## BEGIN
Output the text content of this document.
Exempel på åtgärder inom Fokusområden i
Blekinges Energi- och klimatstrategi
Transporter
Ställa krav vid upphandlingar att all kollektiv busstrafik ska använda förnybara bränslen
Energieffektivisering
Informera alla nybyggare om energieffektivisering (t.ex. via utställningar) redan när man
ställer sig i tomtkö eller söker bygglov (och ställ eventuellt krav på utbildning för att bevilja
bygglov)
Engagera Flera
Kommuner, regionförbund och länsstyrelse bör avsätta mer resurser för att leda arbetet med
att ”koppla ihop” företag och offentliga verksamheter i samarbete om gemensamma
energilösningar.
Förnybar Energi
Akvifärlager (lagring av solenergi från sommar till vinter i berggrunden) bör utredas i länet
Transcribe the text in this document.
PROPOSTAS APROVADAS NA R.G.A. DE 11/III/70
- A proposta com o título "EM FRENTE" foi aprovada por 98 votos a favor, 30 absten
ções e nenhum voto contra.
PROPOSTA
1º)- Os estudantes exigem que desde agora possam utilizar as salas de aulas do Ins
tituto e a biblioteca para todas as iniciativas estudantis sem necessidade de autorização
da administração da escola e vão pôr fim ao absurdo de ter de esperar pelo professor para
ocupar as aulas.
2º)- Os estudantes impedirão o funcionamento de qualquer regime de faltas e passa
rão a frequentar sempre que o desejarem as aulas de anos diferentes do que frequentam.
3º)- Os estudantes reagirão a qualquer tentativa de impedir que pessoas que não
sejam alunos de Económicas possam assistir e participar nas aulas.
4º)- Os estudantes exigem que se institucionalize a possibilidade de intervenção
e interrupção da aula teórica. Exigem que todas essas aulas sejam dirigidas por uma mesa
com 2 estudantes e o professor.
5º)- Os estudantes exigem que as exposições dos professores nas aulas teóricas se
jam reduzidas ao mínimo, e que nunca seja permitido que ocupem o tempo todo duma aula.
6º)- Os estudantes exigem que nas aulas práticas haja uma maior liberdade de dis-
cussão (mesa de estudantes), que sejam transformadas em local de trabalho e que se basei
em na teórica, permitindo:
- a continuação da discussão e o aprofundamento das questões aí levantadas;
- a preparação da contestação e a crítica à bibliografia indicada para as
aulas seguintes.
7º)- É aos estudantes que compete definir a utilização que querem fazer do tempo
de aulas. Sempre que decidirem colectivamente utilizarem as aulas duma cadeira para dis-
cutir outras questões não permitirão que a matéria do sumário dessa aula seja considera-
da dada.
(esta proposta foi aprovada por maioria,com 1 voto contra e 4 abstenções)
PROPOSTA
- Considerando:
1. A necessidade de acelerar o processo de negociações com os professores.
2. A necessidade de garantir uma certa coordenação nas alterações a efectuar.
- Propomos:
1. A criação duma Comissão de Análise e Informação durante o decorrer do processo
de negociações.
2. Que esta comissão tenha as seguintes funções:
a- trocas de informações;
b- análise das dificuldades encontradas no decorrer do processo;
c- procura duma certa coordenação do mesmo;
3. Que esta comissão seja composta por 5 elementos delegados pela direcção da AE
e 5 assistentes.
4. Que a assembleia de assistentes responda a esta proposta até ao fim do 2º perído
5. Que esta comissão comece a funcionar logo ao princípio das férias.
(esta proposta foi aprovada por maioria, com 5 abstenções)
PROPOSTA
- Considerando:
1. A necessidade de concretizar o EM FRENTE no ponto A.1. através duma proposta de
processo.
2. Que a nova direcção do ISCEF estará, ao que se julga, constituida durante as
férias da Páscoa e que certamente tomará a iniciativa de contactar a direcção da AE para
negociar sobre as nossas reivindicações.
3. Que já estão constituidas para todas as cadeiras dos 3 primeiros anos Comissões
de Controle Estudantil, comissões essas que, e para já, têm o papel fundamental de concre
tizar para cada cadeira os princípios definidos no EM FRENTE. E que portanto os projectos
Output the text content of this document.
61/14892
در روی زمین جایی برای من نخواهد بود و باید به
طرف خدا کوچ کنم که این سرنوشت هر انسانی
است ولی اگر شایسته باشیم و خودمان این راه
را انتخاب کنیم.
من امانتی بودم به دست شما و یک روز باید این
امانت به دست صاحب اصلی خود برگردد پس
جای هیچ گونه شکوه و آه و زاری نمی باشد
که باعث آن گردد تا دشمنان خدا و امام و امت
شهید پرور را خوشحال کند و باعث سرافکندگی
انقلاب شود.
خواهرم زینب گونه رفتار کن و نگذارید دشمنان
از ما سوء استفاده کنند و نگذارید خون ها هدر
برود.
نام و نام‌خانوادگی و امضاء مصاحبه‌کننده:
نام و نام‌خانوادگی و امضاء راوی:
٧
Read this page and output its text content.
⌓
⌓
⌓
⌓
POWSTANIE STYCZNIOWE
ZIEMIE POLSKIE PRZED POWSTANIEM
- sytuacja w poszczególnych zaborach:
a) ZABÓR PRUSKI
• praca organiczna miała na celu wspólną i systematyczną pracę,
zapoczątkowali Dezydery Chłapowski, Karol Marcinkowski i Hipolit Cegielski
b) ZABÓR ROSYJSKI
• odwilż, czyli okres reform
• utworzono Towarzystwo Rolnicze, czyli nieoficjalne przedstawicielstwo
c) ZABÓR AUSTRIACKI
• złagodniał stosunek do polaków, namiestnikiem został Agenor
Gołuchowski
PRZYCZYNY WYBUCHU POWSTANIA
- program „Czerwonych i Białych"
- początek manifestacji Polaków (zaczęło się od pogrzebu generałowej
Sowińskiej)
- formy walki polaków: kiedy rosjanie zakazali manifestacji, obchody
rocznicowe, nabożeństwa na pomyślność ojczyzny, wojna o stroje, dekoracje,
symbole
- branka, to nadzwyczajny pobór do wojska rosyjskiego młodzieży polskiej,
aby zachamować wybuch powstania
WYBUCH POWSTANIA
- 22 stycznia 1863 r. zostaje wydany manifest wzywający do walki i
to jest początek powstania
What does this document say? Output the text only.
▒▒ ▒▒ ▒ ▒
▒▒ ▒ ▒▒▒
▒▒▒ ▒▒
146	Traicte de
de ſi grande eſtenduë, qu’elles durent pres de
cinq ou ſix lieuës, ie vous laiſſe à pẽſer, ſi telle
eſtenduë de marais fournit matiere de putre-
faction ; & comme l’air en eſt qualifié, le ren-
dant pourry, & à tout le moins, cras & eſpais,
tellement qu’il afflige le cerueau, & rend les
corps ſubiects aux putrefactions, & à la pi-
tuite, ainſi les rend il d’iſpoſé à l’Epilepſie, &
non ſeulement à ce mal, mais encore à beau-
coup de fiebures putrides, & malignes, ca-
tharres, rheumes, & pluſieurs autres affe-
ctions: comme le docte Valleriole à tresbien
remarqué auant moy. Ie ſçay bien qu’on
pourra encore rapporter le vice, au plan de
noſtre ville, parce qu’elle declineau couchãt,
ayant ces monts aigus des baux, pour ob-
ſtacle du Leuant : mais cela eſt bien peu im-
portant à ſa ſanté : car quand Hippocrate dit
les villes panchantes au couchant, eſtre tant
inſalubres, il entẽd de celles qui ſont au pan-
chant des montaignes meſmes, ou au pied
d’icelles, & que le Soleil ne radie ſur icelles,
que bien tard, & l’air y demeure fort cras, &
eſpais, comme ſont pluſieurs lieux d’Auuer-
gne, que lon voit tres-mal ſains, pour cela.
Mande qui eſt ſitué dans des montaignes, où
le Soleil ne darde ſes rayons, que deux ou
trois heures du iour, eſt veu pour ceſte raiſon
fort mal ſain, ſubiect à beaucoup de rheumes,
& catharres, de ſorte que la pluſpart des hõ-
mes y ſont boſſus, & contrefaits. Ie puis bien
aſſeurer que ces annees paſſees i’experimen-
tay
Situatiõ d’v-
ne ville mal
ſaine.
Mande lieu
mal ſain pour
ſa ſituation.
## END
▸ **Task requirements**
Every line of the records above needs to be given again exactly.

▸ **Result of this task**
Output the text content of this document.
Exempel på åtgärder inom Fokusområden i
Blekinges Energi- och klimatstrategi
Transporter
Ställa krav vid upphandlingar att all kollektiv busstrafik ska använda förnybara bränslen
Energieffektivisering
Informera alla nybyggare om energieffektivisering (t.ex. via utställningar) redan när man
ställer sig i tomtkö eller söker bygglov (och ställ eventuellt krav på utbildning för att bevilja
bygglov)
Engagera Flera
Kommuner, regionförbund och länsstyrelse bör avsätta mer resurser för att leda arbetet med
att ”koppla ihop” företag och offentliga verksamheter i samarbete om gemensamma
energilösningar.
Förnybar Energi
Akvifärlager (lagring av solenergi från sommar till vinter i berggrunden) bör utredas i länet
Transcribe the text in this document.
PROPOSTAS APROVADAS NA R.G.A. DE 11/III/70
- A proposta com o título "EM FRENTE" foi aprovada por 98 votos a favor, 30 absten
ções e nenhum voto contra.
PROPOSTA
1º)- Os estudantes exigem que desde agora possam utilizar as salas de aulas do Ins
tituto e a biblioteca para todas as iniciativas estudantis sem necessidade de autorização
da administração da escola e vão pôr fim ao absurdo de ter de esperar pelo professor para
ocupar as aulas.
2º)- Os estudantes impedirão o funcionamento de qualquer regime de faltas e passa
rão a frequentar sempre que o desejarem as aulas de anos diferentes do que frequentam.
3º)- Os estudantes reagirão a qualquer tentativa de impedir que pessoas que não
sejam alunos de Económicas possam assistir e participar nas aulas.
4º)- Os estudantes exigem que se institucionalize a possibilidade de intervenção
e interrupção da aula teórica. Exigem que todas essas aulas sejam dirigidas por uma mesa
com 2 estudantes e o professor.
5º)- Os estudantes exigem que as exposições dos professores nas aulas teóricas se
jam reduzidas ao mínimo, e que nunca seja permitido que ocupem o tempo todo duma aula.
6º)- Os estudantes exigem que nas aulas práticas haja uma maior liberdade de dis-
cussão (mesa de estudantes), que sejam transformadas em local de trabalho e que se basei
em na teórica, permitindo:
- a continuação da discussão e o aprofundamento das questões aí levantadas;
- a preparação da contestação e a crítica à bibliografia indicada para as
aulas seguintes.
7º)- É aos estudantes que compete definir a utilização que querem fazer do tempo
de aulas. Sempre que decidirem colectivamente utilizarem as aulas duma cadeira para dis-
cutir outras questões não permitirão que a matéria do sumário dessa aula seja considera-
da dada.
(esta proposta foi aprovada por maioria,com 1 voto contra e 4 abstenções)
PROPOSTA
- Considerando:
1. A necessidade de acelerar o processo de negociações com os professores.
2. A necessidade de garantir uma certa coordenação nas alterações a efectuar.
- Propomos:
1. A criação duma Comissão de Análise e Informação durante o decorrer do processo
de negociações.
2. Que esta comissão tenha as seguintes funções:
a- trocas de informações;
b- análise das dificuldades encontradas no decorrer do processo;
c- procura duma certa coordenação do mesmo;
3. Que esta comissão seja composta por 5 elementos delegados pela direcção da AE
e 5 assistentes.
4. Que a assembleia de assistentes responda a esta proposta até ao fim do 2º perído
5. Que esta comissão comece a funcionar logo ao princípio das férias.
(esta proposta foi aprovada por maioria, com 5 abstenções)
PROPOSTA
- Considerando:
1. A necessidade de concretizar o EM FRENTE no ponto A.1. através duma proposta de
processo.
2. Que a nova direcção do ISCEF estará, ao que se julga, constituida durante as
férias da Páscoa e que certamente tomará a iniciativa de contactar a direcção da AE para
negociar sobre as nossas reivindicações.
3. Que já estão constituidas para todas as cadeiras dos 3 primeiros anos Comissões
de Controle Estudantil, comissões essas que, e para já, têm o papel fundamental de concre
tizar para cada cadeira os princípios definidos no EM FRENTE. E que portanto os projectos
Output the text content of this document.
61/14892
در روی زمین جایی برای من نخواهد بود و باید به
طرف خدا کوچ کنم که این سرنوشت هر انسانی
است ولی اگر شایسته باشیم و خودمان این راه
را انتخاب کنیم.
من امانتی بودم به دست شما و یک روز باید این
امانت به دست صاحب اصلی خود برگردد پس
جای هیچ گونه شکوه و آه و زاری نمی باشد
که باعث آن گردد تا دشمنان خدا و امام و امت
شهید پرور را خوشحال کند و باعث سرافکندگی
انقلاب شود.
خواهرم زینب گونه رفتار کن و نگذارید دشمنان
از ما سوء استفاده کنند و نگذارید خون ها هدر
برود.
نام و نام‌خانوادگی و امضاء مصاحبه‌کننده:
نام و نام‌خانوادگی و امضاء راوی:
٧
Read this page and output its text content.
⌓
⌓
⌓
⌓
POWSTANIE STYCZNIOWE
ZIEMIE POLSKIE PRZED POWSTANIEM
- sytuacja w poszczególnych zaborach:
a) ZABÓR PRUSKI
• praca organiczna miała na celu wspólną i systematyczną pracę,
zapoczątkowali Dezydery Chłapowski, Karol Marcinkowski i Hipolit Cegielski
b) ZABÓR ROSYJSKI
• odwilż, czyli okres reform
• utworzono Towarzystwo Rolnicze, czyli nieoficjalne przedstawicielstwo
c) ZABÓR AUSTRIACKI
• złagodniał stosunek do polaków, namiestnikiem został Agenor
Gołuchowski
PRZYCZYNY WYBUCHU POWSTANIA
- program „Czerwonych i Białych"
- początek manifestacji Polaków (zaczęło się od pogrzebu generałowej
Sowińskiej)
- formy walki polaków: kiedy rosjanie zakazali manifestacji, obchody
rocznicowe, nabożeństwa na pomyślność ojczyzny, wojna o stroje, dekoracje,
symbole
- branka, to nadzwyczajny pobór do wojska rosyjskiego młodzieży polskiej,
aby zachamować wybuch powstania
WYBUCH POWSTANIA
- 22 stycznia 1863 r. zostaje wydany manifest wzywający do walki i
to jest początek powstania
What does this document say? Output the text only.
▒▒ ▒▒ ▒ ▒
▒▒ ▒ ▒▒▒
▒▒▒ ▒▒
146	Traicte de
de ſi grande eſtenduë, qu’elles durent pres de
cinq ou ſix lieuës, ie vous laiſſe à pẽſer, ſi telle
eſtenduë de marais fournit matiere de putre-
faction ; & comme l’air en eſt qualifié, le ren-
dant pourry, & à tout le moins, cras & eſpais,
tellement qu’il afflige le cerueau, & rend les
corps ſubiects aux putrefactions, & à la pi-
tuite, ainſi les rend il d’iſpoſé à l’Epilepſie, &
non ſeulement à ce mal, mais encore à beau-
coup de fiebures putrides, & malignes, ca-
tharres, rheumes, & pluſieurs autres affe-
ctions: comme le docte Valleriole à tresbien
remarqué auant moy. Ie ſçay bien qu’on
pourra encore rapporter le vice, au plan de
noſtre ville, parce qu’elle declineau couchãt,
ayant ces monts aigus des baux, pour ob-
ſtacle du Leuant : mais cela eſt bien peu im-
portant à ſa ſanté : car quand Hippocrate dit
les villes panchantes au couchant, eſtre tant
inſalubres, il entẽd de celles qui ſont au pan-
chant des montaignes meſmes, ou au pied
d’icelles, & que le Soleil ne radie ſur icelles,
que bien tard, & l’air y demeure fort cras, &
eſpais, comme ſont pluſieurs lieux d’Auuer-
gne, que lon voit tres-mal ſains, pour cela.
Mande qui eſt ſitué dans des montaignes, où
le Soleil ne darde ſes rayons, que deux ou
trois heures du iour, eſt veu pour ceſte raiſon
fort mal ſain, ſubiect à beaucoup de rheumes,
& catharres, de ſorte que la pluſpart des hõ-
mes y ſont boſſus, & contrefaits. Ie puis bien
aſſeurer que ces annees paſſees i’experimen-
tay
Situatiõ d’v-
ne ville mal
ſaine.
Mande lieu
mal ſain pour
ſa ſituation.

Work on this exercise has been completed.